• Assignment: Show each line from the records below in which the word "skulle" occurs.

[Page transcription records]
· · ·

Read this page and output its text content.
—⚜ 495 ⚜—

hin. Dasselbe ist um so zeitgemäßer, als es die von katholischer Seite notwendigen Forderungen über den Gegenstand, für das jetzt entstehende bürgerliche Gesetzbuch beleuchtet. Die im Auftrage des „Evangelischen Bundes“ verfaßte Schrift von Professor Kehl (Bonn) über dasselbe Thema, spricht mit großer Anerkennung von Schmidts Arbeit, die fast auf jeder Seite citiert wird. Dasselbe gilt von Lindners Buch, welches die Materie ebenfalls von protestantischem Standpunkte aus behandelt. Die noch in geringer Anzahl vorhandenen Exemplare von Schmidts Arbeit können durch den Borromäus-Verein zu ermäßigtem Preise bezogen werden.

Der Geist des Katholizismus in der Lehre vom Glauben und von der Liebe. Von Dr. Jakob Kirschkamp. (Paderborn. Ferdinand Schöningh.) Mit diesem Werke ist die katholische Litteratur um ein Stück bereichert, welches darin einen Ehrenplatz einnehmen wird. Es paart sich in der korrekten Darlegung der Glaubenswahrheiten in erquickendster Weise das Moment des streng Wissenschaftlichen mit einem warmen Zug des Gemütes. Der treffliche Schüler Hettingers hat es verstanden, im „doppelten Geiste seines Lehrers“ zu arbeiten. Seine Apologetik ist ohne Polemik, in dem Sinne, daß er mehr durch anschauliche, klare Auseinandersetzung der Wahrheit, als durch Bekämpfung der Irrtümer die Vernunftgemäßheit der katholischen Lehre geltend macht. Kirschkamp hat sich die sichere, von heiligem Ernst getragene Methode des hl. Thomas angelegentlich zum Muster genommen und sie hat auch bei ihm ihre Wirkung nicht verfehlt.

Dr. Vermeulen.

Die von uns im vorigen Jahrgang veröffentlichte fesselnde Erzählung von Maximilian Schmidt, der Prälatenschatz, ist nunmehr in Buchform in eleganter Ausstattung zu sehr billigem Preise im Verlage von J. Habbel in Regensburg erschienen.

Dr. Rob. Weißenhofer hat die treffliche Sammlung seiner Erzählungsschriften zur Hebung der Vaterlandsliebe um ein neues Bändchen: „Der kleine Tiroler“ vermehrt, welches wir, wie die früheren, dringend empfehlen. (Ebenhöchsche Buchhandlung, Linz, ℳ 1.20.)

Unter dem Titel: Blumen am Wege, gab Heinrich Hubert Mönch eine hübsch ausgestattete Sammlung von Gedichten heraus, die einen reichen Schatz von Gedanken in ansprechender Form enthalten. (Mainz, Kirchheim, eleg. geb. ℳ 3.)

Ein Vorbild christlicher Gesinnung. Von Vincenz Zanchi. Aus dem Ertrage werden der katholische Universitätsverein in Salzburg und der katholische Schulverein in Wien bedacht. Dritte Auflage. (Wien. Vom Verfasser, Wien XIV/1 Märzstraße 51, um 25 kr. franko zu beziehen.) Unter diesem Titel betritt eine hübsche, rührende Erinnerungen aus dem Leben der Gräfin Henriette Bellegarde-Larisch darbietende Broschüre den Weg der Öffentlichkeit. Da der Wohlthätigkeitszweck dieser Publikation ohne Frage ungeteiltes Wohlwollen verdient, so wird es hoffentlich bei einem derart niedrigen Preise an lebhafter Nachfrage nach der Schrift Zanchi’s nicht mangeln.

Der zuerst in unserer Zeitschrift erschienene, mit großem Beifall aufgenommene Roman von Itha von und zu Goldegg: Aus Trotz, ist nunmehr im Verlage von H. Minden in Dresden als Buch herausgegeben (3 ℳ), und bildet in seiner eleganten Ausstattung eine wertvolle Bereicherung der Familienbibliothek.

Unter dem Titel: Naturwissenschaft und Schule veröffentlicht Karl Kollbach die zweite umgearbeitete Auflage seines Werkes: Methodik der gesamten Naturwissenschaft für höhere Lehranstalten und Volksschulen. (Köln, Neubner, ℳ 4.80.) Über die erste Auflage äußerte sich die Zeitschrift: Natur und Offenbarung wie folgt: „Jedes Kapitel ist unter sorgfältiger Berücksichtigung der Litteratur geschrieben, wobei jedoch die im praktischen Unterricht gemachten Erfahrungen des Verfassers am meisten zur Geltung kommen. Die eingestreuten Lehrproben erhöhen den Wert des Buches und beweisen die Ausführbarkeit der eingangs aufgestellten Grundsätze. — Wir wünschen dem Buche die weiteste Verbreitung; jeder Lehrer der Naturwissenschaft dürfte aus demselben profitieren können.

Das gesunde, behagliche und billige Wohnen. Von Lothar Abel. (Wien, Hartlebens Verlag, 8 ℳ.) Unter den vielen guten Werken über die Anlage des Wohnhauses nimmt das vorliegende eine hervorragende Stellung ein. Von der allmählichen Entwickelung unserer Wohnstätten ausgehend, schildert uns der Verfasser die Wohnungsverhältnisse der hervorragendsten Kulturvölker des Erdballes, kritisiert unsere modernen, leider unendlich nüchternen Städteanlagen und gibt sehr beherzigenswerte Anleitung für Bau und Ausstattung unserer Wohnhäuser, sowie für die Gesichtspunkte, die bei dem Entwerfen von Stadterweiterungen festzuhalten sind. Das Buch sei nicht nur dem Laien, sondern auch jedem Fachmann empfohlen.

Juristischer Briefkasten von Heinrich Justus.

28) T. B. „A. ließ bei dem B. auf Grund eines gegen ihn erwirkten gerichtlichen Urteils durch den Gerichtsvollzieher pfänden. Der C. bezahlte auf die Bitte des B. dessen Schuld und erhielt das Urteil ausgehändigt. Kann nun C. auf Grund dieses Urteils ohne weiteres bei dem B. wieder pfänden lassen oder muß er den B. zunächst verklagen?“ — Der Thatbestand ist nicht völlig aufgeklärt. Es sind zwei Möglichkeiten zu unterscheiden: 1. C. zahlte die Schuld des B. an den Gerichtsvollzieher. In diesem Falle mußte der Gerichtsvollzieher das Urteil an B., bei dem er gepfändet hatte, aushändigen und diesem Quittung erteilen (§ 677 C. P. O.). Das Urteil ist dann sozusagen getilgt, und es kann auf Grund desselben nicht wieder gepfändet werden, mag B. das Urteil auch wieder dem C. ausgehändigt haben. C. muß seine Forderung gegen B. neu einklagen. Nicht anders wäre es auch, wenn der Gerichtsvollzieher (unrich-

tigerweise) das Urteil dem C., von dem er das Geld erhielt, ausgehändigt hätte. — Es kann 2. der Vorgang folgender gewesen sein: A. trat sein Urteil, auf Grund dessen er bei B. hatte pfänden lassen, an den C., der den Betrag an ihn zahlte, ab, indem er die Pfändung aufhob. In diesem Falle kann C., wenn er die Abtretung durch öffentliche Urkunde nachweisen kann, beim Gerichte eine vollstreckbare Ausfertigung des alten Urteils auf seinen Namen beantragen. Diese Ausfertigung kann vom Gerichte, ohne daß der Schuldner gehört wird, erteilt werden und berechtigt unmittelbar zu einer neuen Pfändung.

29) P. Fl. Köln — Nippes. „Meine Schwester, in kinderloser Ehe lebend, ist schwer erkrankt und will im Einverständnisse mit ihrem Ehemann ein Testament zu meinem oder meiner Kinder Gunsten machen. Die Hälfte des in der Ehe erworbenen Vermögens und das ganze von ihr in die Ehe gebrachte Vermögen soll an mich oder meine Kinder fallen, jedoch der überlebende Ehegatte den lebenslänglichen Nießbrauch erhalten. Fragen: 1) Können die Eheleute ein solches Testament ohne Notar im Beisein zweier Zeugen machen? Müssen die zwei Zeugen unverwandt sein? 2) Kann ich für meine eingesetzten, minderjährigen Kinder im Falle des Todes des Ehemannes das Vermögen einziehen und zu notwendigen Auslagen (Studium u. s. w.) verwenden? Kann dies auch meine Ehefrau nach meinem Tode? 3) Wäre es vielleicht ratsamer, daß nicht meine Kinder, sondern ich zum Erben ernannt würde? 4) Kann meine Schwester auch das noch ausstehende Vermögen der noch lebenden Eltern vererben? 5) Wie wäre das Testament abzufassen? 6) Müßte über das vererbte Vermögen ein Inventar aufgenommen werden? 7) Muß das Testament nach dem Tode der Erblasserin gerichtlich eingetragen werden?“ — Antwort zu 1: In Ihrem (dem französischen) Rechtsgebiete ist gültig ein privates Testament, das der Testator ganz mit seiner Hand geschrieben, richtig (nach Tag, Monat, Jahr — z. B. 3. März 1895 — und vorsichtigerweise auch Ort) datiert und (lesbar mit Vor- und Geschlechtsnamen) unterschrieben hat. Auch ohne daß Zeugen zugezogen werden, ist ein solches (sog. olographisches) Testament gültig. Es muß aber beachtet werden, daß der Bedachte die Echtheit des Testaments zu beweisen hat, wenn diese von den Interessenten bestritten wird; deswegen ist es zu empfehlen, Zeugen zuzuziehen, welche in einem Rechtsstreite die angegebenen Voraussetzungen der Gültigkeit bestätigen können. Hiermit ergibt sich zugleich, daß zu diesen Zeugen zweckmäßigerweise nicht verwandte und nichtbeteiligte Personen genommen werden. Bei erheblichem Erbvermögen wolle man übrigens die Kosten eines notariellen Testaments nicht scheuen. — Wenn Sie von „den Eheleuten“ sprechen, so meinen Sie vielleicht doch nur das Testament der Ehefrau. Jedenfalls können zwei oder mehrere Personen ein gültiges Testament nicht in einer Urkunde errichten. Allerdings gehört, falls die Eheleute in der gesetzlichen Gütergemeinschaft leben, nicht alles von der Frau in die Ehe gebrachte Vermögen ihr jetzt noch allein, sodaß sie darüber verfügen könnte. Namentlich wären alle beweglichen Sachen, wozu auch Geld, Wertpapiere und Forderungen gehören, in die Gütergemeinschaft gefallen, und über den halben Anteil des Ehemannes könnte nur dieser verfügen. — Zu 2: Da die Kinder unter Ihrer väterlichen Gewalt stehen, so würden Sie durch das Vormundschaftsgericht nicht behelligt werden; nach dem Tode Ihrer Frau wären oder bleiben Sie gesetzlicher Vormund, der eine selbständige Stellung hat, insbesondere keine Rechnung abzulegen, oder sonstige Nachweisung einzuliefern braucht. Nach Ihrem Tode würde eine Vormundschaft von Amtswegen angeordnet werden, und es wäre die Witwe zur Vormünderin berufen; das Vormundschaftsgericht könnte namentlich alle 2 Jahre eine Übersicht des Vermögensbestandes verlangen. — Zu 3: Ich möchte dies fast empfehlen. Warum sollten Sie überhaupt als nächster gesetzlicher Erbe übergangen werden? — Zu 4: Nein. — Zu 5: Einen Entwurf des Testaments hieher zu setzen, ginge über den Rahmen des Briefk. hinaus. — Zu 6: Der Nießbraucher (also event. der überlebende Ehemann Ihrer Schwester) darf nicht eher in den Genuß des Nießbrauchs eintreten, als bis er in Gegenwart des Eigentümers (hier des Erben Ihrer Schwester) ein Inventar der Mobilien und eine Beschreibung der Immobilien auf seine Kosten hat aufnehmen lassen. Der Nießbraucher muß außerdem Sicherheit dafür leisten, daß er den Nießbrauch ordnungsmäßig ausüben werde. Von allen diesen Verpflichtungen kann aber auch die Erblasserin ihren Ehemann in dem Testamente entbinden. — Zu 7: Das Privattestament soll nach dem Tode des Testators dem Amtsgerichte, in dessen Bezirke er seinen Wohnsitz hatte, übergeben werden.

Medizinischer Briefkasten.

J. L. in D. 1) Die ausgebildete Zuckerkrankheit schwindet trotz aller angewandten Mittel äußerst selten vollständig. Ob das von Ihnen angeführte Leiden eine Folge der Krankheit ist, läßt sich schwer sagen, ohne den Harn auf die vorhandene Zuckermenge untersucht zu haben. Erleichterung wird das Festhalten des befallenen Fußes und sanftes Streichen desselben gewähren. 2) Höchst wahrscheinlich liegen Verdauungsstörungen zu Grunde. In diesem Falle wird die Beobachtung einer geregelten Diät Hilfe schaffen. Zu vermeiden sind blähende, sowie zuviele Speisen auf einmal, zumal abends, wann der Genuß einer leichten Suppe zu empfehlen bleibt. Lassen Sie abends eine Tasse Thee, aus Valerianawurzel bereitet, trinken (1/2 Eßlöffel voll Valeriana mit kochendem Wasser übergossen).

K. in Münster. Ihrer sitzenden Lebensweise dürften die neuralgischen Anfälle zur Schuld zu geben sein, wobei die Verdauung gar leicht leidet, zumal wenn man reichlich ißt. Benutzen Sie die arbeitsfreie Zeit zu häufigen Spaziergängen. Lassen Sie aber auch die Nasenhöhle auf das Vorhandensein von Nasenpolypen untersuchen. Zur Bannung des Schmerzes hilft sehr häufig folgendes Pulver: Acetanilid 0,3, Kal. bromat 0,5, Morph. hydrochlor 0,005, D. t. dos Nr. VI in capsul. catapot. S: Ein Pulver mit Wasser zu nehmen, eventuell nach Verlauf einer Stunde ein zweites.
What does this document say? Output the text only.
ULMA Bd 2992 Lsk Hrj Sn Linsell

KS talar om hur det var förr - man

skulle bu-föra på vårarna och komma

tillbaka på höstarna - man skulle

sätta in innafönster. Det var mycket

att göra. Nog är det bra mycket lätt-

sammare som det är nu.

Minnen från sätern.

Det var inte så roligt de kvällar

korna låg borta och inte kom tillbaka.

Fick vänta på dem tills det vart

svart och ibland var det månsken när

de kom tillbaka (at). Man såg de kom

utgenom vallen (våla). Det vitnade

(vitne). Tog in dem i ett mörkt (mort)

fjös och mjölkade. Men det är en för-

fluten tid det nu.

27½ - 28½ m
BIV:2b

· · ·

• Final answer:
skulle bu-föra på vårarna och komma
tillbaka på höstarna - man skulle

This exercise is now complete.